Conta le righe dei dati in cui compare la stringa "rule", distinguendo tra maiuscole e minuscole, e scrivi soltanto il numero.

§ ESTRATTI DEI DATI
%%

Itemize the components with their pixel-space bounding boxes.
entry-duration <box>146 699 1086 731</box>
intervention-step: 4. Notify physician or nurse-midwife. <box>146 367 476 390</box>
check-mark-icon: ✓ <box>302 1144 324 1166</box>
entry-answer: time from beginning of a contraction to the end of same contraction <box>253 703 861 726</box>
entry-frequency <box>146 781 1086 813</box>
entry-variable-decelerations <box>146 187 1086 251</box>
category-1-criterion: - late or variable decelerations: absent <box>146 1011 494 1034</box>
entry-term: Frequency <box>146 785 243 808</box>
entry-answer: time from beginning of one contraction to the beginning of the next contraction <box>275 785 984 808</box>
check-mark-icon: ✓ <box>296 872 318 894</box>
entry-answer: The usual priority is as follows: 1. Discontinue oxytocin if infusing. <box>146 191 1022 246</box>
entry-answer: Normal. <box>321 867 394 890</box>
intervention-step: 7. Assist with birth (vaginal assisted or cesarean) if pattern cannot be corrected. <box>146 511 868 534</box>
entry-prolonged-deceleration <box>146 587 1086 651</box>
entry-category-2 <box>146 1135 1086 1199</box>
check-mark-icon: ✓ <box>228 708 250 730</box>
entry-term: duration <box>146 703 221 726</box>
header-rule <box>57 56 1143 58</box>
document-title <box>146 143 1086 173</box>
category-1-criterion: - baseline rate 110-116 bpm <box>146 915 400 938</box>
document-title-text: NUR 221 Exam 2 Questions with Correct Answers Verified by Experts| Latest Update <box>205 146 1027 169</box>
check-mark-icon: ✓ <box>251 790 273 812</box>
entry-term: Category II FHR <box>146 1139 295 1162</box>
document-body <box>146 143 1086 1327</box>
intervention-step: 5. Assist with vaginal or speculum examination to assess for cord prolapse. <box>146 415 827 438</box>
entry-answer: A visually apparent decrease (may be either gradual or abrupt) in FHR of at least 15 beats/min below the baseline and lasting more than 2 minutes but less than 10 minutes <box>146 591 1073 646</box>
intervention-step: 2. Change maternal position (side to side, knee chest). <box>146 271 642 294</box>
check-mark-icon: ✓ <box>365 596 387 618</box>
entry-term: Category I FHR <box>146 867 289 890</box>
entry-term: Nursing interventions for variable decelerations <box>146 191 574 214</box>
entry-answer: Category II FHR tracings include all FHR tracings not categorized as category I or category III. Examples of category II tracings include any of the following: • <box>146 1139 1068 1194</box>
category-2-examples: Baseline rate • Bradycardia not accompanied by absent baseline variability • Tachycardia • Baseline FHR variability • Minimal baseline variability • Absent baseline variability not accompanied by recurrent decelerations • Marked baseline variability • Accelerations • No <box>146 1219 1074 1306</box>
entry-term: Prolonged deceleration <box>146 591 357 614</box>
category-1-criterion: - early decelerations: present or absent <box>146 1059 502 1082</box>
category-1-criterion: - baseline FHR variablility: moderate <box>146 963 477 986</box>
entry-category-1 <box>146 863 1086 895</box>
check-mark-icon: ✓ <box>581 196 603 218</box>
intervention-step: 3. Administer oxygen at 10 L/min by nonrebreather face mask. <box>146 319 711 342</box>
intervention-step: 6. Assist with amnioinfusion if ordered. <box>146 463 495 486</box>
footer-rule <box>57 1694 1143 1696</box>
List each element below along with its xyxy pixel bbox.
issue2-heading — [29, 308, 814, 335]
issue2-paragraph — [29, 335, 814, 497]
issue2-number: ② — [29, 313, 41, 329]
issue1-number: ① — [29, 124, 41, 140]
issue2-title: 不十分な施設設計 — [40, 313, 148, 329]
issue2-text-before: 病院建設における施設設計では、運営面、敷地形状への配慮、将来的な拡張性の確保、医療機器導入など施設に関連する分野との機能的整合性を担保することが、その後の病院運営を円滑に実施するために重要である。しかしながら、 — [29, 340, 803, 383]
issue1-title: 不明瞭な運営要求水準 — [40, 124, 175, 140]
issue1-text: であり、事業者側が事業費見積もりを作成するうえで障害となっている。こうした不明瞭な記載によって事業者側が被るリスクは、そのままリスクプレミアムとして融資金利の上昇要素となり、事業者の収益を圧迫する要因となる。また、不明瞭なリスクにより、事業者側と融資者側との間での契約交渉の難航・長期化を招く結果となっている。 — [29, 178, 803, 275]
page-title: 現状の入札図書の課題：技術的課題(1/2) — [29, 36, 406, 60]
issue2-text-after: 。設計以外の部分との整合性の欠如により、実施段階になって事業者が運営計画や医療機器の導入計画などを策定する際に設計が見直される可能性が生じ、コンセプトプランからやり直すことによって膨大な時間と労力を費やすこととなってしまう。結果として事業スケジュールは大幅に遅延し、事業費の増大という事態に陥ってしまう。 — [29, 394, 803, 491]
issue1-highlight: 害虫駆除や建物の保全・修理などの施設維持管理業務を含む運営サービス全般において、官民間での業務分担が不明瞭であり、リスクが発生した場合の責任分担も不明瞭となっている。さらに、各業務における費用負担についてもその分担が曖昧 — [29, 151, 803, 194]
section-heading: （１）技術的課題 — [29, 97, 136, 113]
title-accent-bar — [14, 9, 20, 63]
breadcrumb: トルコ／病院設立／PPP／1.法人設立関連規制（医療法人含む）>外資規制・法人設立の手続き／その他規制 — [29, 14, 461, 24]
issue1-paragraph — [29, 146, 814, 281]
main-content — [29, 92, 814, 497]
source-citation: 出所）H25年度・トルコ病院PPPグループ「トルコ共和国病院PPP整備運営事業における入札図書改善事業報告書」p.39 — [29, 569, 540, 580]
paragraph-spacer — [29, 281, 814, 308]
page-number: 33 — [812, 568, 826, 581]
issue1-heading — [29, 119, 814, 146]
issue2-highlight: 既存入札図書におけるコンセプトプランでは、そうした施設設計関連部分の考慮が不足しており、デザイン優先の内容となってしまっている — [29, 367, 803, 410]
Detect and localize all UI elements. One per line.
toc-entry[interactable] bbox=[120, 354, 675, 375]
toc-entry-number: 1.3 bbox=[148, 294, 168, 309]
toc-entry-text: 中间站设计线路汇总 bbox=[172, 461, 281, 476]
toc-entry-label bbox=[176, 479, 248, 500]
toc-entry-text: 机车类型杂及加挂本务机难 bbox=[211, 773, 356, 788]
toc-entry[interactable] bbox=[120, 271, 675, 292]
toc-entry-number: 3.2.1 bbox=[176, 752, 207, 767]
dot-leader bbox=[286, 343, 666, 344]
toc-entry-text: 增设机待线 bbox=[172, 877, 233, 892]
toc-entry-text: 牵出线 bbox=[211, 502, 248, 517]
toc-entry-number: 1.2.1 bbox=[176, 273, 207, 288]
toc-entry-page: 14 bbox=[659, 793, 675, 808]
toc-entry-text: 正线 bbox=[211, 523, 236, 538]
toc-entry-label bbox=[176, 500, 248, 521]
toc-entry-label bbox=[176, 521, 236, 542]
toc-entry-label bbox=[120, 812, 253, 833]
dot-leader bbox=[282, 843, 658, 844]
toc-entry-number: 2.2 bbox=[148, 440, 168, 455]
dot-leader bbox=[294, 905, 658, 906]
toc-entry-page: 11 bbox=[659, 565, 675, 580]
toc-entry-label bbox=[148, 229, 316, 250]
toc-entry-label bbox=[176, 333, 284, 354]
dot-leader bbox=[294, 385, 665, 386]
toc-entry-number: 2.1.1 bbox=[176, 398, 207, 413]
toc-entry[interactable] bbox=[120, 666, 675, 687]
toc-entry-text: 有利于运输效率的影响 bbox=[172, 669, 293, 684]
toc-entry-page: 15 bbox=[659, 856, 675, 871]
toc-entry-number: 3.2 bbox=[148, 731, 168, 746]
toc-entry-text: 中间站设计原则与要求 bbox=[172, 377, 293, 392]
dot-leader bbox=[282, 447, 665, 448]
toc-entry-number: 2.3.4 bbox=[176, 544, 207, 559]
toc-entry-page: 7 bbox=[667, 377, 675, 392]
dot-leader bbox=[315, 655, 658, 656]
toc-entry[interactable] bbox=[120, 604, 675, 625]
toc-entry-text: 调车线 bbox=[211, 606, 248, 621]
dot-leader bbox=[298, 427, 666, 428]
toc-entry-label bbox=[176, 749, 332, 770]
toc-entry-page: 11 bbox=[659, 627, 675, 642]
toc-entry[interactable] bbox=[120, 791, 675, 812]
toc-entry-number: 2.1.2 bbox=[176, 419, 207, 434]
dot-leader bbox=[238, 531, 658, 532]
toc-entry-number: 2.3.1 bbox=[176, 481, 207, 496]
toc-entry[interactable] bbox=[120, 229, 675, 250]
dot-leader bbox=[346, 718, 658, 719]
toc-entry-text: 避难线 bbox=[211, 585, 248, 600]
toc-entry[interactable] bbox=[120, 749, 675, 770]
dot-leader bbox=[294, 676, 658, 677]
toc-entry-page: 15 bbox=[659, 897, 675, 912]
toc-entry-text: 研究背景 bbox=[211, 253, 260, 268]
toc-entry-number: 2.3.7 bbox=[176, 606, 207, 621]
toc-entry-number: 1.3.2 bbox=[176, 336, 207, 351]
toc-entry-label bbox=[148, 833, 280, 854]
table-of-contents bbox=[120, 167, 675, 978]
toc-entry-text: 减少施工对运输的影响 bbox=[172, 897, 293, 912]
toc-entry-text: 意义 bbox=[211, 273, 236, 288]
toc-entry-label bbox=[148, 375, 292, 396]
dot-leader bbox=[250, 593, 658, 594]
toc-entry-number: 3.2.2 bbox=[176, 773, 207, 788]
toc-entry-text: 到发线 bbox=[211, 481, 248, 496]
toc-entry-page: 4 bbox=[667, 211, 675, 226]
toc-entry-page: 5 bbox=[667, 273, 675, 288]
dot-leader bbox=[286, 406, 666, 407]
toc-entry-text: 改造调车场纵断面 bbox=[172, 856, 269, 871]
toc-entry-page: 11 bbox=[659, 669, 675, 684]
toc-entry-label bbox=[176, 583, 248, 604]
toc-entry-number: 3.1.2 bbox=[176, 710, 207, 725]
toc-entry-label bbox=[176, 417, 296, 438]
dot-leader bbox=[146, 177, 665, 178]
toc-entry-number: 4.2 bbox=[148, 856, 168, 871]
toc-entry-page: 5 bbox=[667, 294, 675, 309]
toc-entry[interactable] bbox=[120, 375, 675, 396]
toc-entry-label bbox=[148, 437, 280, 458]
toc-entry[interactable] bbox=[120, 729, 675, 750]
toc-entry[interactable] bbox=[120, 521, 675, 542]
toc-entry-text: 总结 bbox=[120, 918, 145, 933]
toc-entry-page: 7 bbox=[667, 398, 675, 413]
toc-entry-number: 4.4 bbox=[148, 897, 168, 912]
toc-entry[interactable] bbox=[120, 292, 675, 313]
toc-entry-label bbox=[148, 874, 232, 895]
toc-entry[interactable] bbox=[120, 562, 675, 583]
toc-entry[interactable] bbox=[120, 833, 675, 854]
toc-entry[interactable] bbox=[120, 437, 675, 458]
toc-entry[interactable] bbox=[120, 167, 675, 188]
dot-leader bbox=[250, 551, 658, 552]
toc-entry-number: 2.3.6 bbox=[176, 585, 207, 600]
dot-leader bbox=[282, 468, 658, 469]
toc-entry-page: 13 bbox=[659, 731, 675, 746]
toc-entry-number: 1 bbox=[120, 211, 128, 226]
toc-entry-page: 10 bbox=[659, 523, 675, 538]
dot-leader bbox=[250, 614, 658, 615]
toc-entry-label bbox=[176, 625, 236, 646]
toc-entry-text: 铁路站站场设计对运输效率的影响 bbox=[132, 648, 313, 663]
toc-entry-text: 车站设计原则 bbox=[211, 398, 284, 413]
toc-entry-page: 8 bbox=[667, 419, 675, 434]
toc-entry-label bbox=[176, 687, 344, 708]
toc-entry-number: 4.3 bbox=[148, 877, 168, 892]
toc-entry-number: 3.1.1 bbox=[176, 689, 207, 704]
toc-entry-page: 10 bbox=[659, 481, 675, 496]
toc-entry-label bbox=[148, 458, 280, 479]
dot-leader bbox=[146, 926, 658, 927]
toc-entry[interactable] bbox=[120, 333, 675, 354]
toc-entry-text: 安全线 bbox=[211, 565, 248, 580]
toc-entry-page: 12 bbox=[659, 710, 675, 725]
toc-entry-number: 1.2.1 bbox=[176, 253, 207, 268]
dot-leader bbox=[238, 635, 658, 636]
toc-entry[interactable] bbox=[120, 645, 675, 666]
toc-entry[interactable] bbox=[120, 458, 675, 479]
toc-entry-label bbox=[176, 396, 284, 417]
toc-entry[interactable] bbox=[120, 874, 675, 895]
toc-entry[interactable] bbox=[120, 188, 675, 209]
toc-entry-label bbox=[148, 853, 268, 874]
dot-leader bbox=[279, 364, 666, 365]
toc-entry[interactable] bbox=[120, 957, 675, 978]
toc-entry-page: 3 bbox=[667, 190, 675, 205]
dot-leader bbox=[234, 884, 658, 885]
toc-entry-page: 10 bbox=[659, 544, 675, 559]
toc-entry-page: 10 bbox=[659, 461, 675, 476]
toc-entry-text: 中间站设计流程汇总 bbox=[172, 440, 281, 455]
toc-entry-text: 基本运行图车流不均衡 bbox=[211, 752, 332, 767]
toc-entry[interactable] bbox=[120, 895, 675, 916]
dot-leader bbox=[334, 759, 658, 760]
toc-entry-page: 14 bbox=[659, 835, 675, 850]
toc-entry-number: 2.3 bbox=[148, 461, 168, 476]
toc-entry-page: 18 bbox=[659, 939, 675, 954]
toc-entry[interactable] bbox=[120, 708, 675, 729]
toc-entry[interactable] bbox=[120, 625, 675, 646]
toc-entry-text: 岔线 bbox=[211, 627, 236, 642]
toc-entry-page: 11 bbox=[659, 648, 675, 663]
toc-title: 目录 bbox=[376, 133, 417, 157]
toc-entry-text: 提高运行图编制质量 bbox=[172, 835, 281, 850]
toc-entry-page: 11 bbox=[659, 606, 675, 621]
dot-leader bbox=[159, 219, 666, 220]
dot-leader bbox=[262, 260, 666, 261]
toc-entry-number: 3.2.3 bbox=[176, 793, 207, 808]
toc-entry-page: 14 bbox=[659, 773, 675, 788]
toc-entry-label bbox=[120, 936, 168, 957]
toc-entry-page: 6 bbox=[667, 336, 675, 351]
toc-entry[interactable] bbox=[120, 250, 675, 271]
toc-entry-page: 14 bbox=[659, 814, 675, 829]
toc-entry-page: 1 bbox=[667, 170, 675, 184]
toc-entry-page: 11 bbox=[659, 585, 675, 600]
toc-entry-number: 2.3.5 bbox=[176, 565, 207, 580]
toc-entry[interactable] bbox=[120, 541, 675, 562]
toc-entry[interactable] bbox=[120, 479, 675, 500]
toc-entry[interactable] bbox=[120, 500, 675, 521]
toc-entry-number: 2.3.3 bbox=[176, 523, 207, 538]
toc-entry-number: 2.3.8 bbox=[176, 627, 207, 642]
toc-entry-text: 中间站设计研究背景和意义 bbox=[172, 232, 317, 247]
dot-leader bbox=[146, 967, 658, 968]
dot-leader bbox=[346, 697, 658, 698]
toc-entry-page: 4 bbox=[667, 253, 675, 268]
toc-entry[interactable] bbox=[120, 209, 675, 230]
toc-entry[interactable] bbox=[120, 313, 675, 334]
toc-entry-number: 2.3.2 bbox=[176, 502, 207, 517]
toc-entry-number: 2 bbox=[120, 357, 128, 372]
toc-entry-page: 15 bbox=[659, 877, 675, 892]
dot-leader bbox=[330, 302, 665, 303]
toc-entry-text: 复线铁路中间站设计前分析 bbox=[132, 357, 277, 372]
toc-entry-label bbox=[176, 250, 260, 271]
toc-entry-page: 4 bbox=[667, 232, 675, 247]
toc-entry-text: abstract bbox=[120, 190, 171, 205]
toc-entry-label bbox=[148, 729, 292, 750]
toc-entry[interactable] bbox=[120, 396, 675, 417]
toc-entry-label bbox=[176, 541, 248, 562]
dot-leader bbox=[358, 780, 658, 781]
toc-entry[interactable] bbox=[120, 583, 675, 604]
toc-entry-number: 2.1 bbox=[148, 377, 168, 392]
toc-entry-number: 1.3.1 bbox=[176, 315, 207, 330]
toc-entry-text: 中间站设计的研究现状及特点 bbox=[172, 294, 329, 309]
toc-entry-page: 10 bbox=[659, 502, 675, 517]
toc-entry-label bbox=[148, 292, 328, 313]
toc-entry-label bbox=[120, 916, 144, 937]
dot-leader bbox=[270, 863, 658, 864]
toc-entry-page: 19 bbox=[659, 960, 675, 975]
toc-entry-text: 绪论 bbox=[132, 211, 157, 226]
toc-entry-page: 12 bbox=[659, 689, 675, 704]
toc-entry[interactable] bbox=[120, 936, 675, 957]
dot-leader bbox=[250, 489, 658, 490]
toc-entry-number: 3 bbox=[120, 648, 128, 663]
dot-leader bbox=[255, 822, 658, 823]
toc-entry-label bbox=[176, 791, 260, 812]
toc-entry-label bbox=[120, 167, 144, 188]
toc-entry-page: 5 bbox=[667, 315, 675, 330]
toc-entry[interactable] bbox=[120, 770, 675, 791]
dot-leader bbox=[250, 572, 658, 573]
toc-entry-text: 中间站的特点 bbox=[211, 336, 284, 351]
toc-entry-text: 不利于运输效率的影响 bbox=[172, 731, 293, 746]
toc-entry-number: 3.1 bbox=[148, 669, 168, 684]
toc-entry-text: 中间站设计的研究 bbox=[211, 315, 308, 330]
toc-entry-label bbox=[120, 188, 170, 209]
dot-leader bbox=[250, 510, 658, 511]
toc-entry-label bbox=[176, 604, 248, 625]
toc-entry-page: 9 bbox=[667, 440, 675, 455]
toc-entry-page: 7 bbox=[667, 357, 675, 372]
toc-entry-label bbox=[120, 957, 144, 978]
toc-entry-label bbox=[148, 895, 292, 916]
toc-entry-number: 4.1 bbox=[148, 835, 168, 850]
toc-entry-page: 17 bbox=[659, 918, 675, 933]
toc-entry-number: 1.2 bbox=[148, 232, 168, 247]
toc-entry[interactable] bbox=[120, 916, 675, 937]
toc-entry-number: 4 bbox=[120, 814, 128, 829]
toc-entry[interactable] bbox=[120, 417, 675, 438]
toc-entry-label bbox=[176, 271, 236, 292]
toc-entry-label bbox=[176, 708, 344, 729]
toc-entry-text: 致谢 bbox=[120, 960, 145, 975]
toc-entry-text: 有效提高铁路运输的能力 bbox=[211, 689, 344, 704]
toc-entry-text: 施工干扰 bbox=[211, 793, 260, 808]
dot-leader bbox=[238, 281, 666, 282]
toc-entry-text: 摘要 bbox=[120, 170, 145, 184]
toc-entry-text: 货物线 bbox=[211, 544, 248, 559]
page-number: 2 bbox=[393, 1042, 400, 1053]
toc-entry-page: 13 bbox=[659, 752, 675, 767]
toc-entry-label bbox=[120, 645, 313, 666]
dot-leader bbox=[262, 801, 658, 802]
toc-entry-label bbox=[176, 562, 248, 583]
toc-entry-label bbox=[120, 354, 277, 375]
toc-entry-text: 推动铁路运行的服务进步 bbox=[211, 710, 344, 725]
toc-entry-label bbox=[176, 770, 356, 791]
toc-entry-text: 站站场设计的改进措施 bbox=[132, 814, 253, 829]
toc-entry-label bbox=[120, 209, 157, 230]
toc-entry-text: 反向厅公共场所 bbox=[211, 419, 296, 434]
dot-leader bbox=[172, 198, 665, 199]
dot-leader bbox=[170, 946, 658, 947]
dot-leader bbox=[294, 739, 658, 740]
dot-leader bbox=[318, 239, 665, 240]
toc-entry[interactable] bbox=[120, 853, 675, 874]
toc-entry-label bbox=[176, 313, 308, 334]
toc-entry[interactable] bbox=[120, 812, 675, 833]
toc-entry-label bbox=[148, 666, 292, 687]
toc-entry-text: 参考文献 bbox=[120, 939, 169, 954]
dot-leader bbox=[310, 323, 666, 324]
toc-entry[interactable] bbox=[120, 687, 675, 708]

%%

§ SOLUZIONE DEL PROBLEMA
2